> _Requirement_:
Take every line that has the string "What" and copy it out.

---------- Records for processing ----------

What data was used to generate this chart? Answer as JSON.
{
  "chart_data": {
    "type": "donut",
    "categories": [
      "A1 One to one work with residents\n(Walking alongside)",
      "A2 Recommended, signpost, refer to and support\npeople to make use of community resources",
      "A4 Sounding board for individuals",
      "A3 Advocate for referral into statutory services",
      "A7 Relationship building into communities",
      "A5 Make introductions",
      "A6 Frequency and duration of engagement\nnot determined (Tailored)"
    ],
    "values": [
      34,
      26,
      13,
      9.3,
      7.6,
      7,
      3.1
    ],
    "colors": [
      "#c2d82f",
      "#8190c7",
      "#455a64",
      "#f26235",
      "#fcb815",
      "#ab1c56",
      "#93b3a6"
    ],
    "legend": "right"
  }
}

----------
---------- Records for processing ----------

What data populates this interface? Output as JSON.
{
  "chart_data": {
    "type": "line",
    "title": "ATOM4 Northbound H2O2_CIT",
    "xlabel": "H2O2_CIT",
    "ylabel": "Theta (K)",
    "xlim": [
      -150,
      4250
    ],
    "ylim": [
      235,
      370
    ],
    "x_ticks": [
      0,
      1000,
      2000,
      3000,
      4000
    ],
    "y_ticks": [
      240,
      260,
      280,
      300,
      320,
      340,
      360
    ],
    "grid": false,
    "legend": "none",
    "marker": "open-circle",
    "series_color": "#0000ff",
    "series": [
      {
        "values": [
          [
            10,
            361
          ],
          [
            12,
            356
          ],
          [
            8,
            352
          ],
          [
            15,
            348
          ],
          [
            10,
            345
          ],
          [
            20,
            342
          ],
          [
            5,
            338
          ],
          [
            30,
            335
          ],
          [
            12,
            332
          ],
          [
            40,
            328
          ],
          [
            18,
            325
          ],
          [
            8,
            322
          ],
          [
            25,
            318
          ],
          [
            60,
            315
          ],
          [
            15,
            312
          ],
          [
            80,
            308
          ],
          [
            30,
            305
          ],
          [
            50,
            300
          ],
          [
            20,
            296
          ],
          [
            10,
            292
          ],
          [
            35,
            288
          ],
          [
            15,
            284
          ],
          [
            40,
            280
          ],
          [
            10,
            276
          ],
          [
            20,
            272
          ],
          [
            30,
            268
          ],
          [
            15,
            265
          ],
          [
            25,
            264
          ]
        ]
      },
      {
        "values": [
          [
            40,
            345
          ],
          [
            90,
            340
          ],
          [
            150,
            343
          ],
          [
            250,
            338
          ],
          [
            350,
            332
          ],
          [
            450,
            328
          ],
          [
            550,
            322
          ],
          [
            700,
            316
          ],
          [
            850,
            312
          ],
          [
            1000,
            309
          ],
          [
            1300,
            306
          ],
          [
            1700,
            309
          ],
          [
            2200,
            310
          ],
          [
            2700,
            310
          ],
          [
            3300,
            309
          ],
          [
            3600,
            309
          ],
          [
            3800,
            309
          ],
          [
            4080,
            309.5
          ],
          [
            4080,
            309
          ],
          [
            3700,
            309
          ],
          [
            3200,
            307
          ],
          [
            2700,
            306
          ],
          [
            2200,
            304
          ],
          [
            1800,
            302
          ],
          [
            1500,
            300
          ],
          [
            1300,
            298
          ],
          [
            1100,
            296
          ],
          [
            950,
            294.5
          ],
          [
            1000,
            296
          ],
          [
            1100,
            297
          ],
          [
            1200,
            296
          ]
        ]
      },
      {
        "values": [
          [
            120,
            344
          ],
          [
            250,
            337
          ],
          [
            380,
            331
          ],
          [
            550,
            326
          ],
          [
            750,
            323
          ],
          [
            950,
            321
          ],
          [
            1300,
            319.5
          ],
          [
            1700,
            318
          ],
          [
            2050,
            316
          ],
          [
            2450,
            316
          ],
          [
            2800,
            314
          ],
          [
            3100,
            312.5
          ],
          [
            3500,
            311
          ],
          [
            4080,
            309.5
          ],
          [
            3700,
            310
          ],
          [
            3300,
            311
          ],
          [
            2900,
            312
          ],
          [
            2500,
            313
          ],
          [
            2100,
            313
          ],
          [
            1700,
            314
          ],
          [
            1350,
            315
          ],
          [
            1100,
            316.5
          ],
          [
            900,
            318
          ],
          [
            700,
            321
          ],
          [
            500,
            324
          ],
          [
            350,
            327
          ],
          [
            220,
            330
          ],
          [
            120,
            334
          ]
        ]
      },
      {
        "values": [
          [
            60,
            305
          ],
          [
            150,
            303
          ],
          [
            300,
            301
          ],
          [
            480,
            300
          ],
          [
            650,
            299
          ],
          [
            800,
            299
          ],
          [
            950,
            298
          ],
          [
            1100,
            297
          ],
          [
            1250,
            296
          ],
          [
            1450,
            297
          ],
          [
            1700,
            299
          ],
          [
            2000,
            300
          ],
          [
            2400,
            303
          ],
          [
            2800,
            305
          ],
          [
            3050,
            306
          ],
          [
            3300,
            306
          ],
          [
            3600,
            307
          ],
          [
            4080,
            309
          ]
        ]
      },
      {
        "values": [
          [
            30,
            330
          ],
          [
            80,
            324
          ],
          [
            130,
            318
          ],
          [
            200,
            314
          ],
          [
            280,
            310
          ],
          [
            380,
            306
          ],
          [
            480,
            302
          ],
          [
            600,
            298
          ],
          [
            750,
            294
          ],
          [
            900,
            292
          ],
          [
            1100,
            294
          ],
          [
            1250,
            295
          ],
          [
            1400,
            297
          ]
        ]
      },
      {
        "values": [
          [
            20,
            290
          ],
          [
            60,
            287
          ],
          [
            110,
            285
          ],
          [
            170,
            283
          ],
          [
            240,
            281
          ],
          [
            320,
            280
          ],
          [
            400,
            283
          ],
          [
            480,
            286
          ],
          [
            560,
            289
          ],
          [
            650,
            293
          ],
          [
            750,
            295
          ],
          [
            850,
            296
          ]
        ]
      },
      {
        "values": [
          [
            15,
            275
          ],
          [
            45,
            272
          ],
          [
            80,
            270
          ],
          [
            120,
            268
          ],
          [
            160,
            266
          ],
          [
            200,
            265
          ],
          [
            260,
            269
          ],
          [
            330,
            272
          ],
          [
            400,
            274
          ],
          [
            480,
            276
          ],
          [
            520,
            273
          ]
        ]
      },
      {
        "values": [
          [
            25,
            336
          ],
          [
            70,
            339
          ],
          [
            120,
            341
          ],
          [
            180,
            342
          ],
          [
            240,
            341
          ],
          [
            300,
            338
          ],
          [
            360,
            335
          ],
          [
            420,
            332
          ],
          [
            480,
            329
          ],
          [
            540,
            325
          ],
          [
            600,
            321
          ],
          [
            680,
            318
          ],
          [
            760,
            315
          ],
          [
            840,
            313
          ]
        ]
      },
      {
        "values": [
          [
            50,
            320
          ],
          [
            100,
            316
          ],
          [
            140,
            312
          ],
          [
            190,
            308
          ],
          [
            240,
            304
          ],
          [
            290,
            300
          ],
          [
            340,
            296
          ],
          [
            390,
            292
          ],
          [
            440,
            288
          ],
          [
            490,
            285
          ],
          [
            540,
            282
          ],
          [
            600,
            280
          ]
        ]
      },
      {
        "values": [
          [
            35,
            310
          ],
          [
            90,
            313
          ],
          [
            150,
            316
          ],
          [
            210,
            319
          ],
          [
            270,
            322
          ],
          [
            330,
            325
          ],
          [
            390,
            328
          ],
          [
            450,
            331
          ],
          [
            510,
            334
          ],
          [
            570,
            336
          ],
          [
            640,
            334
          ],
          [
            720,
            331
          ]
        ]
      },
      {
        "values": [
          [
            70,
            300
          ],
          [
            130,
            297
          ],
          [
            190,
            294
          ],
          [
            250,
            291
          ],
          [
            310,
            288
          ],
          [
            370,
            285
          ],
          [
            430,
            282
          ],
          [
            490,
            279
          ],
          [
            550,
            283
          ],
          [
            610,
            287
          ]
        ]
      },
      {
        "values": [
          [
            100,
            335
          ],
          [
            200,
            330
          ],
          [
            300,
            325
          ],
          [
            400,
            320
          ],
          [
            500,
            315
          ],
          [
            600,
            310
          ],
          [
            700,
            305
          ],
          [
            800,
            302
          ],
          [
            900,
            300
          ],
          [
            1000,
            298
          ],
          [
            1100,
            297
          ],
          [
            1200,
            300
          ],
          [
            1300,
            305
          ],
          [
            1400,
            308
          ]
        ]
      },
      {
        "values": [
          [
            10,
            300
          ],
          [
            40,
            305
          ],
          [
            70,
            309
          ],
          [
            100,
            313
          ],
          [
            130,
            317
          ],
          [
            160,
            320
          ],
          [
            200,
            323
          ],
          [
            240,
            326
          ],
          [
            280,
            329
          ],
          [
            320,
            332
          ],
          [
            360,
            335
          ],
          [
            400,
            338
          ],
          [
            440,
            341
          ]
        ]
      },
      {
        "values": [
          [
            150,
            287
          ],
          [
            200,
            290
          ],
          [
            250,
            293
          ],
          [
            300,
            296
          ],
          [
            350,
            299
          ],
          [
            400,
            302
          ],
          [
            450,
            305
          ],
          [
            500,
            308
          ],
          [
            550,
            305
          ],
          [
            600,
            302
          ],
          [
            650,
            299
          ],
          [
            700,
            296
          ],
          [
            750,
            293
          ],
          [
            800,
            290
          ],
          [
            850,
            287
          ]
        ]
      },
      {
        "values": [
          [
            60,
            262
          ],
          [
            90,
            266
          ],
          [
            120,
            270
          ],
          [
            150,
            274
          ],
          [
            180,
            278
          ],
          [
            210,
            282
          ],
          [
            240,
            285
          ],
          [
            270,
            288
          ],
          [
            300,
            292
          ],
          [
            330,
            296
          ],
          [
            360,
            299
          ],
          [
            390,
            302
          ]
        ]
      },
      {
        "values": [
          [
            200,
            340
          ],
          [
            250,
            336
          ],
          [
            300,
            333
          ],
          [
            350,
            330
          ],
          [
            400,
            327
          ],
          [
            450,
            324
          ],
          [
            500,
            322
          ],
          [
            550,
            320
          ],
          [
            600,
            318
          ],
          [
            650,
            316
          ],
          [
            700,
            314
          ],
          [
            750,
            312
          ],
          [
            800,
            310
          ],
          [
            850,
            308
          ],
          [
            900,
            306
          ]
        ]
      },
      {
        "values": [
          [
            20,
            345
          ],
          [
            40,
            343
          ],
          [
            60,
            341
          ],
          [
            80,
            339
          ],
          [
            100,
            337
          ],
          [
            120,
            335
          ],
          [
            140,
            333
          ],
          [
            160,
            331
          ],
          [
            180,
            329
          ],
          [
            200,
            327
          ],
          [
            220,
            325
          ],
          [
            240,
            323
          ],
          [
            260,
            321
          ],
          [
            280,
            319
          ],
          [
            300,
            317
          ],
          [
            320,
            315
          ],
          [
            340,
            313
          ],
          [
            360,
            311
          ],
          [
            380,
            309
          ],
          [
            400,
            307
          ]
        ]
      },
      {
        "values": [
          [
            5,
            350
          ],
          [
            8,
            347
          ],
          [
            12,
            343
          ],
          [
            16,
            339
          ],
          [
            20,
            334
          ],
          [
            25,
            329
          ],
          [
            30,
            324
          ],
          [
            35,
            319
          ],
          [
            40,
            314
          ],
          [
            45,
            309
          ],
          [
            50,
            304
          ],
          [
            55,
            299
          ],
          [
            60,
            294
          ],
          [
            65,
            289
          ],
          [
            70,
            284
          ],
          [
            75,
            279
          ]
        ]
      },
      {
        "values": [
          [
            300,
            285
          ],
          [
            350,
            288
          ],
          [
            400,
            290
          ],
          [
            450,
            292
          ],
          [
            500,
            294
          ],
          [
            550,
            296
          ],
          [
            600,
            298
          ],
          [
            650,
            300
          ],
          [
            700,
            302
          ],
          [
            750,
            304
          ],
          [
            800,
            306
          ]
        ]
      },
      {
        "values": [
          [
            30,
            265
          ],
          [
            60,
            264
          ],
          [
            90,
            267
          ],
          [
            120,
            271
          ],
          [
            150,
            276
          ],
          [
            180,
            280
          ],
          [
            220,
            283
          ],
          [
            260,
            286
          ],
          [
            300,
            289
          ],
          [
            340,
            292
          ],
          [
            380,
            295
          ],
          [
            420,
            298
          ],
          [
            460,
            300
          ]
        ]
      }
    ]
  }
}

----------

> _Expected output_:
What data was used to generate this chart? Answer as JSON.
What data populates this interface? Output as JSON.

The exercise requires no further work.